Problem requirements
In the listing below, find every line with the string "TAŞINMAZIN" and pull it out.

Listed entries
----

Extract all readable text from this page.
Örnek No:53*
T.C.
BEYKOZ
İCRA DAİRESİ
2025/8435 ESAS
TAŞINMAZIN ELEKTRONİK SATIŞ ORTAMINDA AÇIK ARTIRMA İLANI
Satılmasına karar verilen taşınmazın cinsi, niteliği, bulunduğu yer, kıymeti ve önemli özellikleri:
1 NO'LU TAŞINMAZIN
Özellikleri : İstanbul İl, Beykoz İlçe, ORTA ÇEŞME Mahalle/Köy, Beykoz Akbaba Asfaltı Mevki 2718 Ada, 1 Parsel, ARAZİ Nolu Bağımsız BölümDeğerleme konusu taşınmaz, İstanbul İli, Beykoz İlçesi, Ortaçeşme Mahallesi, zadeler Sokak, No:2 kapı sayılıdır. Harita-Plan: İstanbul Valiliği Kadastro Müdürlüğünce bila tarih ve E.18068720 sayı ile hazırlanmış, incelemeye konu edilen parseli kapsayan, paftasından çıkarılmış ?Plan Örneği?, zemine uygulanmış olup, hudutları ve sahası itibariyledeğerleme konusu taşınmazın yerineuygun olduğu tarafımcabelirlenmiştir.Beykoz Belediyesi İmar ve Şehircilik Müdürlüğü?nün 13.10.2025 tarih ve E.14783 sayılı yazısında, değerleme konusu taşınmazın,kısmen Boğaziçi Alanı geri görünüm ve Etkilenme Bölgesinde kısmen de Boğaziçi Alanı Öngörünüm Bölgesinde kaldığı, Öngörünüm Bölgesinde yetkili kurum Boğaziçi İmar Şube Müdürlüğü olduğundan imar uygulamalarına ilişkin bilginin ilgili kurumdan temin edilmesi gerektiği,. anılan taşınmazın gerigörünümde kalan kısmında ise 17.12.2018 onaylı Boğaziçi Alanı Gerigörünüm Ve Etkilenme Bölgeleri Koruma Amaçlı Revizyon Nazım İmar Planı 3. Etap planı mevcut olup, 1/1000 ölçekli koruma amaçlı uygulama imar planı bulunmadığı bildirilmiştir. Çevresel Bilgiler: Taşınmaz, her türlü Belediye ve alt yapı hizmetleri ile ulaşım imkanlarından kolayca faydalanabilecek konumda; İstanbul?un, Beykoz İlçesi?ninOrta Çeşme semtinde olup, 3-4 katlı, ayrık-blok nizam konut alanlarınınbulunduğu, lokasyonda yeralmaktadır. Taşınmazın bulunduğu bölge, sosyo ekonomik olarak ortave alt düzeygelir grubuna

----

Response for this exercise
TAŞINMAZIN ELEKTRONİK SATIŞ ORTAMINDA AÇIK ARTIRMA İLANI
1 NO'LU TAŞINMAZIN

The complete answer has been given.